● **GOAL**: Set each entry down verbatim, omitting images.

** START RECORDED INFORMATION **

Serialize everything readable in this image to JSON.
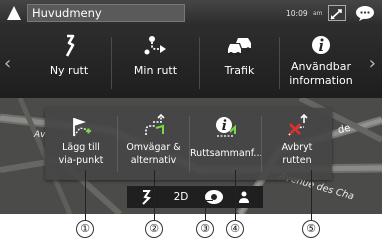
{
  "status_bar": {
    "title": "Huvudmeny",
    "clock": "10:09",
    "small_indicator": "am",
    "icons": [
      "navigation-arrow-icon",
      "signal-icon",
      "message-icon"
    ]
  },
  "top_menu": {
    "items": [
      {
        "label": "Ny rutt",
        "icon": "new-route-icon"
      },
      {
        "label": "Min rutt",
        "icon": "my-route-icon"
      },
      {
        "label": "Trafik",
        "icon": "traffic-icon"
      },
      {
        "label_line1": "Användbar",
        "label_line2": "information",
        "icon": "info-icon"
      }
    ],
    "left_arrow": "‹",
    "right_arrow": "›"
  },
  "map": {
    "street_text_1": "de",
    "street_text_2": "Avenue des Cha",
    "left_text": "Av"
  },
  "popup": {
    "items": [
      {
        "label_line1": "Lägg till",
        "label_line2": "via-punkt",
        "icon": "add-waypoint-icon"
      },
      {
        "label_line1": "Omvägar &",
        "label_line2": "alternativ",
        "icon": "detours-icon"
      },
      {
        "label_line1": "Ruttsammanf...",
        "label_line2": "",
        "icon": "route-summary-icon"
      },
      {
        "label_line1": "Avbryt",
        "label_line2": "rutten",
        "icon": "cancel-route-icon"
      }
    ]
  },
  "bottom_bar": {
    "mode_label": "2D",
    "icons": [
      "route-direction-icon",
      "compass-icon",
      "person-icon"
    ]
  },
  "callouts": [
    "①",
    "②",
    "③",
    "④",
    "⑤"
  ]
}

** END RECORDED INFORMATION **

● **RESULT OF THIS EXERCISE**:
Serialize everything readable in this image to JSON.
{
  "status_bar": {
    "title": "Huvudmeny",
    "clock": "10:09",
    "small_indicator": "am",
    "icons": [
      "navigation-arrow-icon",
      "signal-icon",
      "message-icon"
    ]
  },
  "top_menu": {
    "items": [
      {
        "label": "Ny rutt",
        "icon": "new-route-icon"
      },
      {
        "label": "Min rutt",
        "icon": "my-route-icon"
      },
      {
        "label": "Trafik",
        "icon": "traffic-icon"
      },
      {
        "label_line1": "Användbar",
        "label_line2": "information",
        "icon": "info-icon"
      }
    ],
    "left_arrow": "‹",
    "right_arrow": "›"
  },
  "map": {
    "street_text_1": "de",
    "street_text_2": "Avenue des Cha",
    "left_text": "Av"
  },
  "popup": {
    "items": [
      {
        "label_line1": "Lägg till",
        "label_line2": "via-punkt",
        "icon": "add-waypoint-icon"
      },
      {
        "label_line1": "Omvägar &",
        "label_line2": "alternativ",
        "icon": "detours-icon"
      },
      {
        "label_line1": "Ruttsammanf...",
        "label_line2": "",
        "icon": "route-summary-icon"
      },
      {
        "label_line1": "Avbryt",
        "label_line2": "rutten",
        "icon": "cancel-route-icon"
      }
    ]
  },
  "bottom_bar": {
    "mode_label": "2D",
    "icons": [
      "route-direction-icon",
      "compass-icon",
      "person-icon"
    ]
  },
  "callouts": [
    "①",
    "②",
    "③",
    "④",
    "⑤"
  ]
}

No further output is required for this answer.